__SHORT TASK__.
Quote all of the data below exactly, please.

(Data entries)
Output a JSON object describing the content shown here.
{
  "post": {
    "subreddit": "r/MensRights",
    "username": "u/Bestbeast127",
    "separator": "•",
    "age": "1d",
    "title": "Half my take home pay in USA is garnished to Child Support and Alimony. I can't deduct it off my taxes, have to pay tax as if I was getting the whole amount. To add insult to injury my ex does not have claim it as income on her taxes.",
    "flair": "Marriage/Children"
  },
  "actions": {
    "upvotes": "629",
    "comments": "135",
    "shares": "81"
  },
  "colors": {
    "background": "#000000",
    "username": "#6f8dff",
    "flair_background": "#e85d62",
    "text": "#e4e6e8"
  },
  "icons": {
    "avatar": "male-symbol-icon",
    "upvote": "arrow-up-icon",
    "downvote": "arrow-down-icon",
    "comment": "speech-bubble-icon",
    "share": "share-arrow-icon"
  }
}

__EXERCISE RESPONSE__.
Output a JSON object describing the content shown here.
{
  "post": {
    "subreddit": "r/MensRights",
    "username": "u/Bestbeast127",
    "separator": "•",
    "age": "1d",
    "title": "Half my take home pay in USA is garnished to Child Support and Alimony. I can't deduct it off my taxes, have to pay tax as if I was getting the whole amount. To add insult to injury my ex does not have claim it as income on her taxes.",
    "flair": "Marriage/Children"
  },
  "actions": {
    "upvotes": "629",
    "comments": "135",
    "shares": "81"
  },
  "colors": {
    "background": "#000000",
    "username": "#6f8dff",
    "flair_background": "#e85d62",
    "text": "#e4e6e8"
  },
  "icons": {
    "avatar": "male-symbol-icon",
    "upvote": "arrow-up-icon",
    "downvote": "arrow-down-icon",
    "comment": "speech-bubble-icon",
    "share": "share-arrow-icon"
  }
}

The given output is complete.